» **Written instruction**
Below are the records; collect from them each line containing the string "label".

╔══

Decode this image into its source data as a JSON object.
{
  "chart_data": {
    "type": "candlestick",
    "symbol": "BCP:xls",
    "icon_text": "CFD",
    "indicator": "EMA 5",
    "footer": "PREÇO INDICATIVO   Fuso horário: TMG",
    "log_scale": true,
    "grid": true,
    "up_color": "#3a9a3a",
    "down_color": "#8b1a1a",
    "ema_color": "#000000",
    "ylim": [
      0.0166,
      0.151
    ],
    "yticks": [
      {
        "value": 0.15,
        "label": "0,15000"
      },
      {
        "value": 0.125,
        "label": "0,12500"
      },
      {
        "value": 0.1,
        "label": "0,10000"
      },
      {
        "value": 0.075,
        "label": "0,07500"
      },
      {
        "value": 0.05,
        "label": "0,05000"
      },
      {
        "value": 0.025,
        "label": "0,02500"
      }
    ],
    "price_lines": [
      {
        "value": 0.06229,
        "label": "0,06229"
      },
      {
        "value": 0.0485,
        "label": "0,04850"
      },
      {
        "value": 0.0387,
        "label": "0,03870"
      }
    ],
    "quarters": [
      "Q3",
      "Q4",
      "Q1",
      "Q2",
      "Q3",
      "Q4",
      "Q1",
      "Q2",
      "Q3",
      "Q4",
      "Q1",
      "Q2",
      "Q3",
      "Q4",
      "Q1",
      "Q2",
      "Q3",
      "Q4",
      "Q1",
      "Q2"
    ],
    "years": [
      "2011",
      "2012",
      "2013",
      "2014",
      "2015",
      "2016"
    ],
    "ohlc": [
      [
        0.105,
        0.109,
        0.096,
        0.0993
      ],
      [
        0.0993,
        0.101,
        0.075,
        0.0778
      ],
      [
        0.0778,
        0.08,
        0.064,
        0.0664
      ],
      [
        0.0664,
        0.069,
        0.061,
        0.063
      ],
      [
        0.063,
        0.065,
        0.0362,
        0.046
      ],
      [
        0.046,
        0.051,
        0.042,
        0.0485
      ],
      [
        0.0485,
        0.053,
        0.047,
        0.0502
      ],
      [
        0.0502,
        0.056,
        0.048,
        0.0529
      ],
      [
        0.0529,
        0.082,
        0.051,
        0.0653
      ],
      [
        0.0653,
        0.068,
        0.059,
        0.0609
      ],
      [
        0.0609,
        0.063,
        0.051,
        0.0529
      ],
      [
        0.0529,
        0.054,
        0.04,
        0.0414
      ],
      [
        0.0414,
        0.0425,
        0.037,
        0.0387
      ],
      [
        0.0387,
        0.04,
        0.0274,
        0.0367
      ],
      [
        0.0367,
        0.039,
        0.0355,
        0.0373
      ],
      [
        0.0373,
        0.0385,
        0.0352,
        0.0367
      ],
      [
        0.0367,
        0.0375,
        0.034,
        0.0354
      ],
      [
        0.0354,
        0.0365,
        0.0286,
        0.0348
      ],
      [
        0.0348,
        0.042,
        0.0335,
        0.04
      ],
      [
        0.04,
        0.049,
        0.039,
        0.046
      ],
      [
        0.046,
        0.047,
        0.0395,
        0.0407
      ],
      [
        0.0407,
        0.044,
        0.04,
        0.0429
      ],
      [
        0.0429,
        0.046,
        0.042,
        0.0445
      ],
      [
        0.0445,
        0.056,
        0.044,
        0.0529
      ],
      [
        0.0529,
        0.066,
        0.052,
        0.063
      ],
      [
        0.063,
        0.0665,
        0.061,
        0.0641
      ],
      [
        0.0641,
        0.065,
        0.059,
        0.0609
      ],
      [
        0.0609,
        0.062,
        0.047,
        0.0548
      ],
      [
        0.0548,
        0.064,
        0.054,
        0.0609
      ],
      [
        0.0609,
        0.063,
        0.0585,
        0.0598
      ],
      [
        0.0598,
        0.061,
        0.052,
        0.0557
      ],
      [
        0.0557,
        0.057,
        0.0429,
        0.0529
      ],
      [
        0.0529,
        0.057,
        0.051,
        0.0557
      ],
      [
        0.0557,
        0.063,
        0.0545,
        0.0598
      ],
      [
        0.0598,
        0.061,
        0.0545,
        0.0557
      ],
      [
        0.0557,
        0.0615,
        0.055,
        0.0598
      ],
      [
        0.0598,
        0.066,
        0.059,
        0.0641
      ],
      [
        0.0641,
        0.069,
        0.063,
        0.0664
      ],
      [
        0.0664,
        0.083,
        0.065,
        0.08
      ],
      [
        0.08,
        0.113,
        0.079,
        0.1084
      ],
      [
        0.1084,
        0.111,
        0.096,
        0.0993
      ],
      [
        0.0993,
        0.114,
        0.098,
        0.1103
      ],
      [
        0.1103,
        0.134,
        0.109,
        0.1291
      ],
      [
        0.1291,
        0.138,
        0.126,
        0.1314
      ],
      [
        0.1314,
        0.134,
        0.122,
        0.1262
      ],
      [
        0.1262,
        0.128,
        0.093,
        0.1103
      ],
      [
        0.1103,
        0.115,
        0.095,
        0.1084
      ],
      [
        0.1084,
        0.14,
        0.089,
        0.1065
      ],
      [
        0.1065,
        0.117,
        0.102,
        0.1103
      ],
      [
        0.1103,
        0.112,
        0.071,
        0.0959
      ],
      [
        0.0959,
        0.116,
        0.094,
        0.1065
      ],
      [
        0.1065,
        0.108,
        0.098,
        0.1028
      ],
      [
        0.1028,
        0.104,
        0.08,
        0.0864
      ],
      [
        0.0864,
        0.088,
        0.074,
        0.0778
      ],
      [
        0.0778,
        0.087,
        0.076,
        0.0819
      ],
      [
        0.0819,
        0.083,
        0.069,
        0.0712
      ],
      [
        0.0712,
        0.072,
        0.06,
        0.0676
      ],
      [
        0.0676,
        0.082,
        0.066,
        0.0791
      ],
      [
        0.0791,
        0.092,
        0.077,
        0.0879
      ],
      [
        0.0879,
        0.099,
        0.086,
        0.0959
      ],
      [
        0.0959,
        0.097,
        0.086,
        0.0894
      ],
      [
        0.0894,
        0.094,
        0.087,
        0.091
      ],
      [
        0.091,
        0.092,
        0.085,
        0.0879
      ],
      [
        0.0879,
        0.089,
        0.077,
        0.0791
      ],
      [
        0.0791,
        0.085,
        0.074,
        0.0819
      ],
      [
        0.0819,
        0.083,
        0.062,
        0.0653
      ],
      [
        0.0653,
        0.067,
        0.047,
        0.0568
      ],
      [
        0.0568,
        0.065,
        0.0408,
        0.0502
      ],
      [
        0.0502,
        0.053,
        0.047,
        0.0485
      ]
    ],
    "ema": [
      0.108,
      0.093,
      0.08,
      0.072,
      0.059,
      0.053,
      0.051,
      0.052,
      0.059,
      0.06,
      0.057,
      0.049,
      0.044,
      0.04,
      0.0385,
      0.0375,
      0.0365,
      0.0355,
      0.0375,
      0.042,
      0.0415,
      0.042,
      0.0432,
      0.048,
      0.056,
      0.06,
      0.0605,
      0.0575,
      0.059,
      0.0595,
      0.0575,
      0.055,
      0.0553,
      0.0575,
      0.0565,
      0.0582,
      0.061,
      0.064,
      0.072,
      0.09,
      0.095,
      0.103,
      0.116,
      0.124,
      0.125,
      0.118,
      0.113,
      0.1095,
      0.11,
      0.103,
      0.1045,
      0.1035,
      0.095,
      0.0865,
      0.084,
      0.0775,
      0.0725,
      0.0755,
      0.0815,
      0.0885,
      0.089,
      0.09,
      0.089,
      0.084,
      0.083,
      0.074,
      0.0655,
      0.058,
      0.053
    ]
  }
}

╚══

» **Exercise answer**
        "label": "0,15000"
        "label": "0,12500"
        "label": "0,10000"
        "label": "0,07500"
        "label": "0,05000"
        "label": "0,02500"
        "label": "0,06229"
        "label": "0,04850"
        "label": "0,03870"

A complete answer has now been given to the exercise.